Find every line containing the word "name" in the records below; report only how many there are.

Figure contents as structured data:
○ ○ ○
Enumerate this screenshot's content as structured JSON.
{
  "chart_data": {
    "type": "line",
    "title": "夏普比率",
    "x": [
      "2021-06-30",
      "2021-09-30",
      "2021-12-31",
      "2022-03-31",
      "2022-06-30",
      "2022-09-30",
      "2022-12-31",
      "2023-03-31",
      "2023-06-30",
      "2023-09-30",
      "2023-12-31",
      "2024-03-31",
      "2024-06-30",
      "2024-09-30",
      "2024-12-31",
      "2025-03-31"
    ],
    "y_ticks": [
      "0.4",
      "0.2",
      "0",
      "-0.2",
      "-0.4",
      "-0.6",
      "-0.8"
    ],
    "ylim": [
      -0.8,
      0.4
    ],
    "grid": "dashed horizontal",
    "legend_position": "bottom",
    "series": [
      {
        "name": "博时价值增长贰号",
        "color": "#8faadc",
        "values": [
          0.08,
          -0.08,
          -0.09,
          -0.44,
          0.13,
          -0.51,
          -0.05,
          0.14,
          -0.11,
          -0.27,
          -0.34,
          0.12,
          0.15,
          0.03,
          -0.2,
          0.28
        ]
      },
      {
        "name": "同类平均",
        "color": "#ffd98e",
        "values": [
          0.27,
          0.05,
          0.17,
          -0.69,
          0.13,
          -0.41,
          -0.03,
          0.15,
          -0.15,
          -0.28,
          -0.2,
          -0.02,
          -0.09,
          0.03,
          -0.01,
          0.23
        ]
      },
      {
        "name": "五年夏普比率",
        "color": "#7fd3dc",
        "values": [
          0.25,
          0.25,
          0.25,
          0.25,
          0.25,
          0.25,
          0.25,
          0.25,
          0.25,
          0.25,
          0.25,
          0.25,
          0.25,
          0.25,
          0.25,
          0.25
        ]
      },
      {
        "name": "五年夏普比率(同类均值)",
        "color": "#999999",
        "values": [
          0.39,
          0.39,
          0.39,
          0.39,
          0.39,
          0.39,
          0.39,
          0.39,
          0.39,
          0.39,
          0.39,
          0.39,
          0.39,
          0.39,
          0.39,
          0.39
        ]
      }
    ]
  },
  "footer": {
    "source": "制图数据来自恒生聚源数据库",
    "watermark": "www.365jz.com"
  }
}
○ ○ ○
REPLY —
4